▶ _Exercise goal_: Will you give every entry again exactly as it stands?

▶ _Data section_:
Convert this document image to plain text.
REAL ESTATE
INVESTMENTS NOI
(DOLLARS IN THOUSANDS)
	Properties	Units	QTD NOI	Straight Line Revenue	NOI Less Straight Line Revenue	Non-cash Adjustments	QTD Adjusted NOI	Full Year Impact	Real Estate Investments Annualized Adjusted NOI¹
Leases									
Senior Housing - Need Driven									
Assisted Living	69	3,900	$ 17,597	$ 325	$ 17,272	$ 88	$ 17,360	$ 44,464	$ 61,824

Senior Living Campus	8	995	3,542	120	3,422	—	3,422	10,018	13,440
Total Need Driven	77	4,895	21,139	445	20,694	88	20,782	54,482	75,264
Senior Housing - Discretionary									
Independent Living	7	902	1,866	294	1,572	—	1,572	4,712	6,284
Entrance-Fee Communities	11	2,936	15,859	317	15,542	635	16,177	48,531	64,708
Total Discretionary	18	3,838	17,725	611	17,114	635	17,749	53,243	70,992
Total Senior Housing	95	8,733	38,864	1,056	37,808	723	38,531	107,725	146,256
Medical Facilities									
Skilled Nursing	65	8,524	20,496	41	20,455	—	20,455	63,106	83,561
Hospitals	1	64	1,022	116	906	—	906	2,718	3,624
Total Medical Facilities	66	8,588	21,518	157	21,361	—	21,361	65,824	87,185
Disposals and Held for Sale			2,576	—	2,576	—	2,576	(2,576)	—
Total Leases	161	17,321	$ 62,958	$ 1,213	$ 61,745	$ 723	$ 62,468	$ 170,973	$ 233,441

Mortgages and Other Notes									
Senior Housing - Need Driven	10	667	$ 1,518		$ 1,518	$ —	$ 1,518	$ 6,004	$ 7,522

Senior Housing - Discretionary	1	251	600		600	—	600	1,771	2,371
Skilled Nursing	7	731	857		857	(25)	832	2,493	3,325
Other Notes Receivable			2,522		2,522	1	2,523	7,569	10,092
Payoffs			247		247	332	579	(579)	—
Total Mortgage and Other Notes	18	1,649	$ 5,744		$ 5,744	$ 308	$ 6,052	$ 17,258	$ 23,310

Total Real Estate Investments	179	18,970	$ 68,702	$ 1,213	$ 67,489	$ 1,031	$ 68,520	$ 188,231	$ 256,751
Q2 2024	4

▶ _Written answer_:
Convert this document image to plain text.
REAL ESTATE
INVESTMENTS NOI
(DOLLARS IN THOUSANDS)
	Properties	Units	QTD NOI	Straight Line Revenue	NOI Less Straight Line Revenue	Non-cash Adjustments	QTD Adjusted NOI	Full Year Impact	Real Estate Investments Annualized Adjusted NOI¹
Leases									
Senior Housing - Need Driven									
Assisted Living	69	3,900	$ 17,597	$ 325	$ 17,272	$ 88	$ 17,360	$ 44,464	$ 61,824

Senior Living Campus	8	995	3,542	120	3,422	—	3,422	10,018	13,440
Total Need Driven	77	4,895	21,139	445	20,694	88	20,782	54,482	75,264
Senior Housing - Discretionary									
Independent Living	7	902	1,866	294	1,572	—	1,572	4,712	6,284
Entrance-Fee Communities	11	2,936	15,859	317	15,542	635	16,177	48,531	64,708
Total Discretionary	18	3,838	17,725	611	17,114	635	17,749	53,243	70,992
Total Senior Housing	95	8,733	38,864	1,056	37,808	723	38,531	107,725	146,256
Medical Facilities									
Skilled Nursing	65	8,524	20,496	41	20,455	—	20,455	63,106	83,561
Hospitals	1	64	1,022	116	906	—	906	2,718	3,624
Total Medical Facilities	66	8,588	21,518	157	21,361	—	21,361	65,824	87,185
Disposals and Held for Sale			2,576	—	2,576	—	2,576	(2,576)	—
Total Leases	161	17,321	$ 62,958	$ 1,213	$ 61,745	$ 723	$ 62,468	$ 170,973	$ 233,441

Mortgages and Other Notes									
Senior Housing - Need Driven	10	667	$ 1,518		$ 1,518	$ —	$ 1,518	$ 6,004	$ 7,522

Senior Housing - Discretionary	1	251	600		600	—	600	1,771	2,371
Skilled Nursing	7	731	857		857	(25)	832	2,493	3,325
Other Notes Receivable			2,522		2,522	1	2,523	7,569	10,092
Payoffs			247		247	332	579	(579)	—
Total Mortgage and Other Notes	18	1,649	$ 5,744		$ 5,744	$ 308	$ 6,052	$ 17,258	$ 23,310

Total Real Estate Investments	179	18,970	$ 68,702	$ 1,213	$ 67,489	$ 1,031	$ 68,520	$ 188,231	$ 256,751
Q2 2024	4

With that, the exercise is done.